» Task directions:
In the copy, keep every record exact and leave out all images.

» Listed entries:
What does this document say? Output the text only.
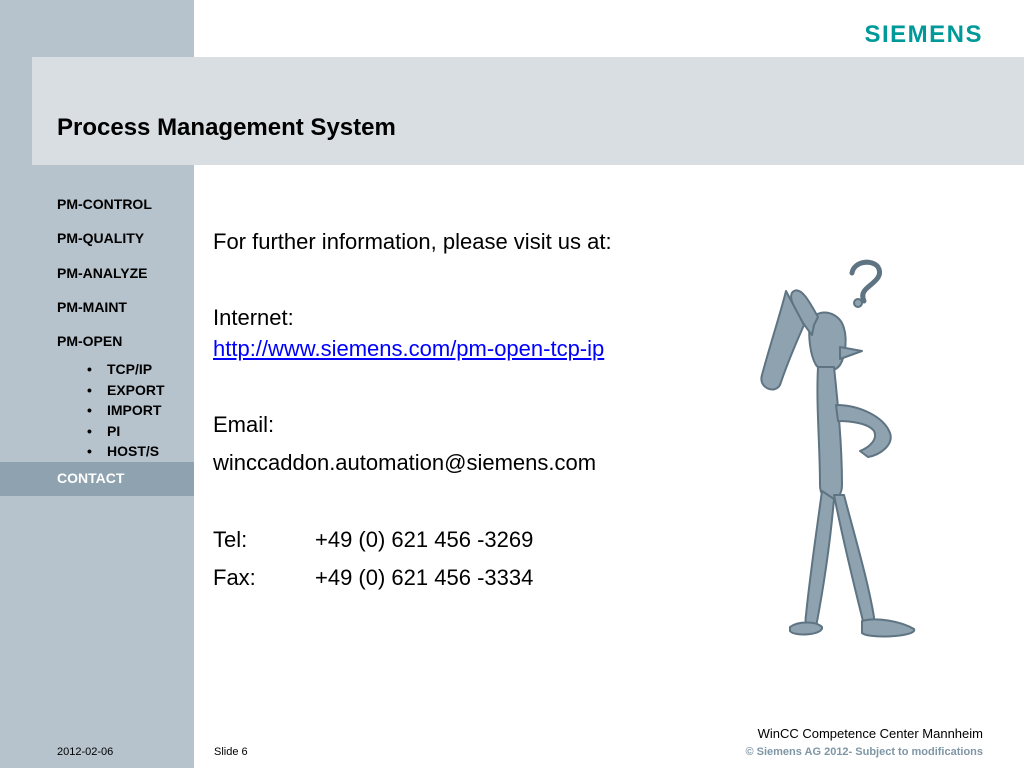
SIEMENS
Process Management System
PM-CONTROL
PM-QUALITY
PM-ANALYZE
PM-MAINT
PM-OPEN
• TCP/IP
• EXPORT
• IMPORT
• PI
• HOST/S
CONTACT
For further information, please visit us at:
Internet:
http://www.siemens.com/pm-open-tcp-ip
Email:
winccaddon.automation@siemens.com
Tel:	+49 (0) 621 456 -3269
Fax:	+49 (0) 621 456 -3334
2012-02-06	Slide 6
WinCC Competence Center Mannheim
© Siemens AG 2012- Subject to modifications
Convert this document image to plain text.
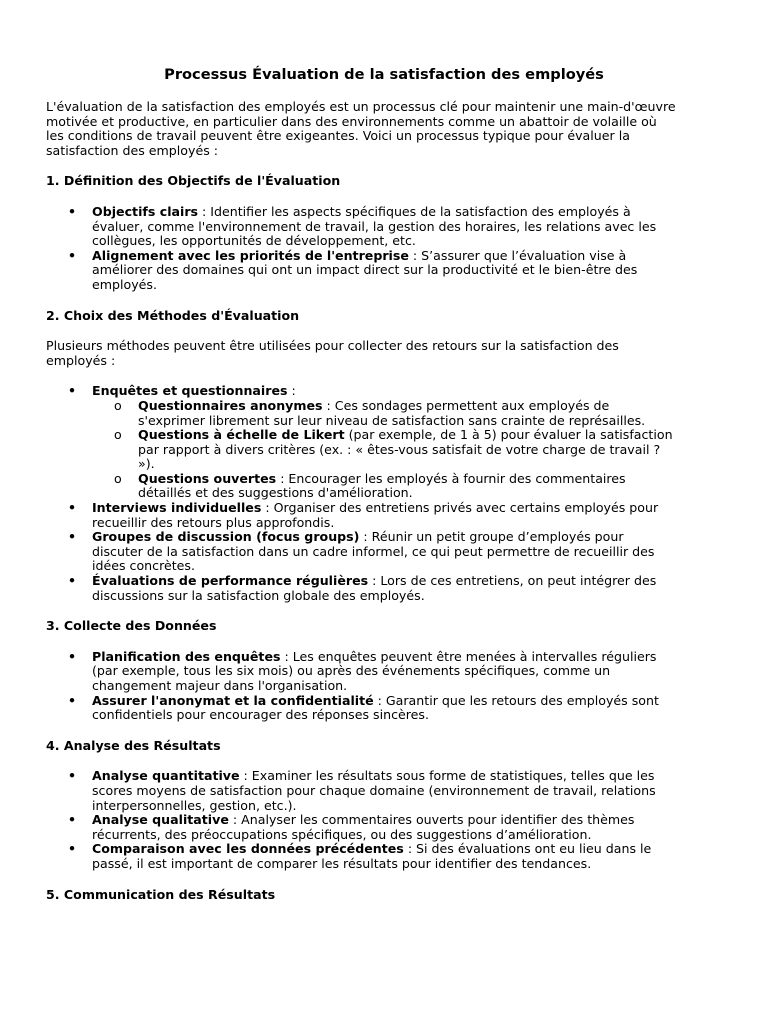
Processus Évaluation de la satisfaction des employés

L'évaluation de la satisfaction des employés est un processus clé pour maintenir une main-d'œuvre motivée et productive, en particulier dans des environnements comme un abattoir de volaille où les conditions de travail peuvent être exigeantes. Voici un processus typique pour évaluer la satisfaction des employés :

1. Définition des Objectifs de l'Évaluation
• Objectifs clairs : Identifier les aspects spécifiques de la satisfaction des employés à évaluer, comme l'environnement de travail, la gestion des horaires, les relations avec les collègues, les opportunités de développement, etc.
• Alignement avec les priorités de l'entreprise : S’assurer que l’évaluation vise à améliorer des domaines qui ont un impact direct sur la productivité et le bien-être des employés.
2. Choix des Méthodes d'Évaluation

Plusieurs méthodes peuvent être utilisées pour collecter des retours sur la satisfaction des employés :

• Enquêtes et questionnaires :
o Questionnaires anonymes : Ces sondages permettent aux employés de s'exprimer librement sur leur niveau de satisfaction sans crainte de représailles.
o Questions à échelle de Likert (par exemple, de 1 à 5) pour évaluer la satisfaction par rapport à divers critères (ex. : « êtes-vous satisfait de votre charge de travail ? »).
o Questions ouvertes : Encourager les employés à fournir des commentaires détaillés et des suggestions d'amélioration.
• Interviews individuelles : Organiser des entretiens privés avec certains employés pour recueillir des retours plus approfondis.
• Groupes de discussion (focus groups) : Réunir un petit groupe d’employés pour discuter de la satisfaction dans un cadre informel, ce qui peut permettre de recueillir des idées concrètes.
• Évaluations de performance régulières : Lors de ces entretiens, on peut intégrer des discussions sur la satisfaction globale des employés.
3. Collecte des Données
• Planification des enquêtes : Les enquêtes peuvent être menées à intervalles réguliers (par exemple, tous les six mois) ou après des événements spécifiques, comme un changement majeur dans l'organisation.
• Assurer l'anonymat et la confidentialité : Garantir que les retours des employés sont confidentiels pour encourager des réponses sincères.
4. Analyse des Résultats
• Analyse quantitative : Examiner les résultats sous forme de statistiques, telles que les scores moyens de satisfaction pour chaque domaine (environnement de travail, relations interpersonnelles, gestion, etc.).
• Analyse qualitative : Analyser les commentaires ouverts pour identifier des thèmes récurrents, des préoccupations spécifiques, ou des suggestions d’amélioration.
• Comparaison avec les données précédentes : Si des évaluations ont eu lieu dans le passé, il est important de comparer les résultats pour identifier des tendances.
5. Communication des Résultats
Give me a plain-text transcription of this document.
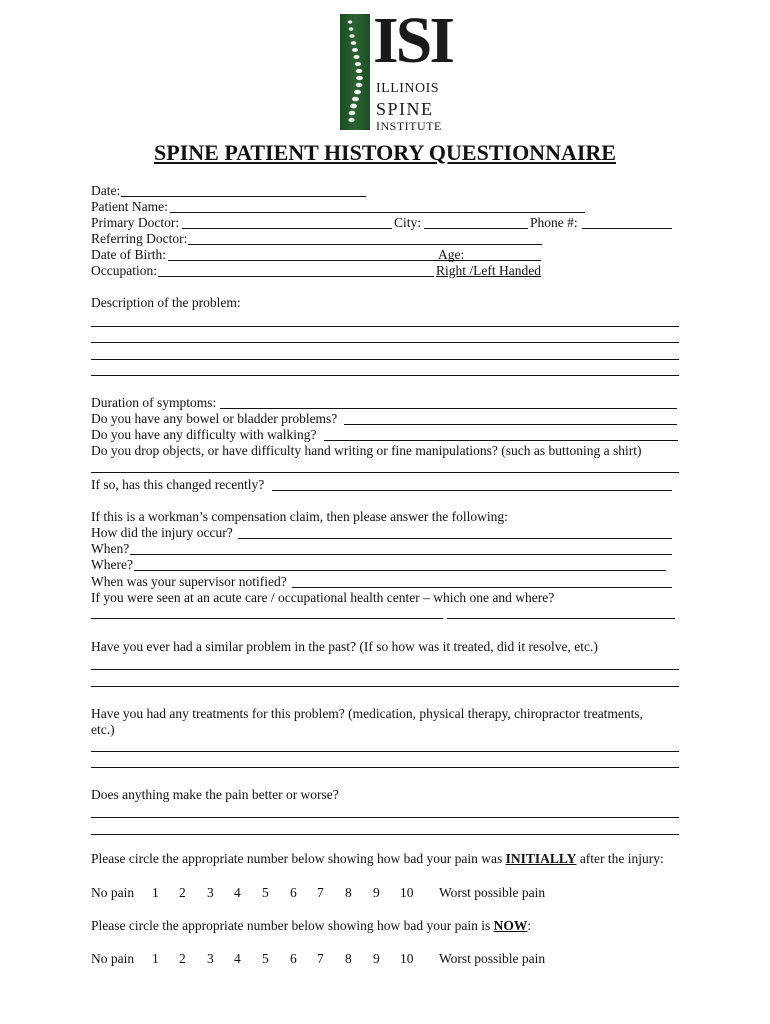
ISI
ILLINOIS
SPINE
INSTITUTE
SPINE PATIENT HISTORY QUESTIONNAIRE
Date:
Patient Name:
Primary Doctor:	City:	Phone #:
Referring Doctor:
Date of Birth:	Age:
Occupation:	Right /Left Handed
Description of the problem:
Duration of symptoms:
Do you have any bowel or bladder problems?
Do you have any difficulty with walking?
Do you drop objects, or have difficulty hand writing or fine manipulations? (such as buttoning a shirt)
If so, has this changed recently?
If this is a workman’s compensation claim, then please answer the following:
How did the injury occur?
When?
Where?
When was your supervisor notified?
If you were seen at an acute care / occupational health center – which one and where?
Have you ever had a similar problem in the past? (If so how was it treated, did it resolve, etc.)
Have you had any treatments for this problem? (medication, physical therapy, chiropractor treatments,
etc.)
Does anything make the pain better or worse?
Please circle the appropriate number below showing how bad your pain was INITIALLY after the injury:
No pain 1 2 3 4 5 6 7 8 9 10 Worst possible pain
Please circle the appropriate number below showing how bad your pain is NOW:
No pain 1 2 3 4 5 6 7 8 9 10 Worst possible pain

» Solution:
What does this document say? Output the text only.
SIEMENS
Process Management System
PM-CONTROL
PM-QUALITY
PM-ANALYZE
PM-MAINT
PM-OPEN
• TCP/IP
• EXPORT
• IMPORT
• PI
• HOST/S
CONTACT
For further information, please visit us at:
Internet:
http://www.siemens.com/pm-open-tcp-ip
Email:
winccaddon.automation@siemens.com
Tel:	+49 (0) 621 456 -3269
Fax:	+49 (0) 621 456 -3334
2012-02-06	Slide 6
WinCC Competence Center Mannheim
© Siemens AG 2012- Subject to modifications
Convert this document image to plain text.
Processus Évaluation de la satisfaction des employés

L'évaluation de la satisfaction des employés est un processus clé pour maintenir une main-d'œuvre motivée et productive, en particulier dans des environnements comme un abattoir de volaille où les conditions de travail peuvent être exigeantes. Voici un processus typique pour évaluer la satisfaction des employés :

1. Définition des Objectifs de l'Évaluation
• Objectifs clairs : Identifier les aspects spécifiques de la satisfaction des employés à évaluer, comme l'environnement de travail, la gestion des horaires, les relations avec les collègues, les opportunités de développement, etc.
• Alignement avec les priorités de l'entreprise : S’assurer que l’évaluation vise à améliorer des domaines qui ont un impact direct sur la productivité et le bien-être des employés.
2. Choix des Méthodes d'Évaluation

Plusieurs méthodes peuvent être utilisées pour collecter des retours sur la satisfaction des employés :

• Enquêtes et questionnaires :
o Questionnaires anonymes : Ces sondages permettent aux employés de s'exprimer librement sur leur niveau de satisfaction sans crainte de représailles.
o Questions à échelle de Likert (par exemple, de 1 à 5) pour évaluer la satisfaction par rapport à divers critères (ex. : « êtes-vous satisfait de votre charge de travail ? »).
o Questions ouvertes : Encourager les employés à fournir des commentaires détaillés et des suggestions d'amélioration.
• Interviews individuelles : Organiser des entretiens privés avec certains employés pour recueillir des retours plus approfondis.
• Groupes de discussion (focus groups) : Réunir un petit groupe d’employés pour discuter de la satisfaction dans un cadre informel, ce qui peut permettre de recueillir des idées concrètes.
• Évaluations de performance régulières : Lors de ces entretiens, on peut intégrer des discussions sur la satisfaction globale des employés.
3. Collecte des Données
• Planification des enquêtes : Les enquêtes peuvent être menées à intervalles réguliers (par exemple, tous les six mois) ou après des événements spécifiques, comme un changement majeur dans l'organisation.
• Assurer l'anonymat et la confidentialité : Garantir que les retours des employés sont confidentiels pour encourager des réponses sincères.
4. Analyse des Résultats
• Analyse quantitative : Examiner les résultats sous forme de statistiques, telles que les scores moyens de satisfaction pour chaque domaine (environnement de travail, relations interpersonnelles, gestion, etc.).
• Analyse qualitative : Analyser les commentaires ouverts pour identifier des thèmes récurrents, des préoccupations spécifiques, ou des suggestions d’amélioration.
• Comparaison avec les données précédentes : Si des évaluations ont eu lieu dans le passé, il est important de comparer les résultats pour identifier des tendances.
5. Communication des Résultats
Give me a plain-text transcription of this document.
ISI
ILLINOIS
SPINE
INSTITUTE
SPINE PATIENT HISTORY QUESTIONNAIRE
Date:
Patient Name:
Primary Doctor:	City:	Phone #:
Referring Doctor:
Date of Birth:	Age:
Occupation:	Right /Left Handed
Description of the problem:
Duration of symptoms:
Do you have any bowel or bladder problems?
Do you have any difficulty with walking?
Do you drop objects, or have difficulty hand writing or fine manipulations? (such as buttoning a shirt)
If so, has this changed recently?
If this is a workman’s compensation claim, then please answer the following:
How did the injury occur?
When?
Where?
When was your supervisor notified?
If you were seen at an acute care / occupational health center – which one and where?
Have you ever had a similar problem in the past? (If so how was it treated, did it resolve, etc.)
Have you had any treatments for this problem? (medication, physical therapy, chiropractor treatments,
etc.)
Does anything make the pain better or worse?
Please circle the appropriate number below showing how bad your pain was INITIALLY after the injury:
No pain 1 2 3 4 5 6 7 8 9 10 Worst possible pain
Please circle the appropriate number below showing how bad your pain is NOW:
No pain 1 2 3 4 5 6 7 8 9 10 Worst possible pain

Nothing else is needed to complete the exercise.